▶ **Work instructions**
How many lines in this data contain the string "apps"? Reply with the number only.

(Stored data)
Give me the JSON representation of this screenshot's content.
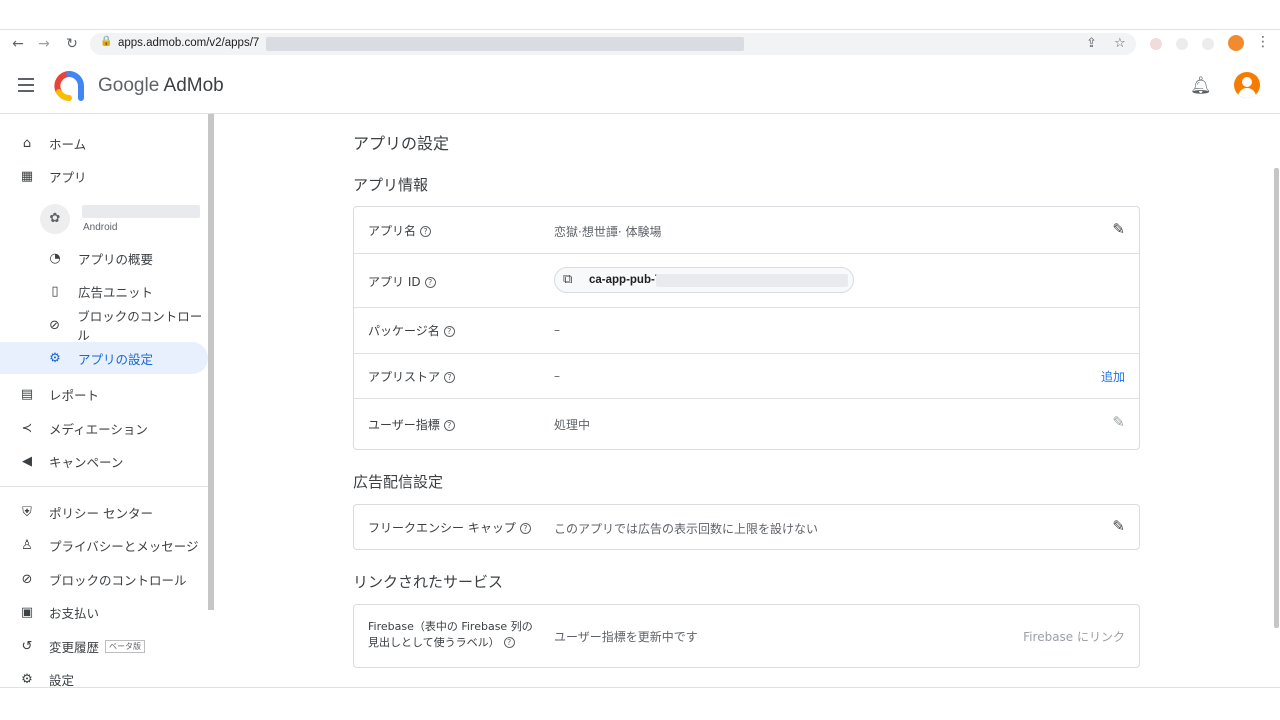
{
  "browser": {
    "url": "apps.admob.com/v2/apps/7",
    "back_icon": "arrow-left-icon",
    "forward_icon": "arrow-right-icon",
    "reload_icon": "reload-icon"
  },
  "header": {
    "brand_google": "Google",
    "brand_product": "AdMob"
  },
  "sidebar": {
    "items": [
      {
        "label": "ホーム",
        "icon": "home-icon"
      },
      {
        "label": "アプリ",
        "icon": "apps-grid-icon"
      },
      {
        "label": "アプリの概要",
        "icon": "gauge-icon"
      },
      {
        "label": "広告ユニット",
        "icon": "ad-unit-icon"
      },
      {
        "label": "ブロックのコントロール",
        "icon": "block-icon"
      },
      {
        "label": "アプリの設定",
        "icon": "settings-box-icon"
      },
      {
        "label": "レポート",
        "icon": "report-icon"
      },
      {
        "label": "メディエーション",
        "icon": "mediation-icon"
      },
      {
        "label": "キャンペーン",
        "icon": "campaign-icon"
      },
      {
        "label": "ポリシー センター",
        "icon": "shield-icon"
      },
      {
        "label": "プライバシーとメッセージ",
        "icon": "privacy-icon"
      },
      {
        "label": "ブロックのコントロール",
        "icon": "block-icon"
      },
      {
        "label": "お支払い",
        "icon": "payments-icon"
      },
      {
        "label": "変更履歴",
        "icon": "history-icon",
        "badge": "ベータ版"
      },
      {
        "label": "設定",
        "icon": "gear-icon"
      }
    ],
    "app_platform": "Android"
  },
  "main": {
    "page_title": "アプリの設定",
    "app_info": {
      "title": "アプリ情報",
      "rows": [
        {
          "label": "アプリ名",
          "value": "恋獄·想世譚· 体験場"
        },
        {
          "label": "アプリ ID",
          "value": "ca-app-pub-7"
        },
        {
          "label": "パッケージ名",
          "value": "–"
        },
        {
          "label": "アプリストア",
          "value": "–",
          "action": "追加"
        },
        {
          "label": "ユーザー指標",
          "value": "処理中"
        }
      ]
    },
    "ad_delivery": {
      "title": "広告配信設定",
      "rows": [
        {
          "label": "フリークエンシー キャップ",
          "value": "このアプリでは広告の表示回数に上限を設けない"
        }
      ]
    },
    "linked_services": {
      "title": "リンクされたサービス",
      "rows": [
        {
          "label_line1": "Firebase（表中の Firebase 列の",
          "label_line2": "見出しとして使うラベル）",
          "value": "ユーザー指標を更新中です",
          "action": "Firebase にリンク"
        }
      ]
    }
  },
  "colors": {
    "accent": "#1a73e8",
    "active_bg": "#e8f0fe",
    "active_text": "#1967d2"
  }
}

▶ **Correct output**
2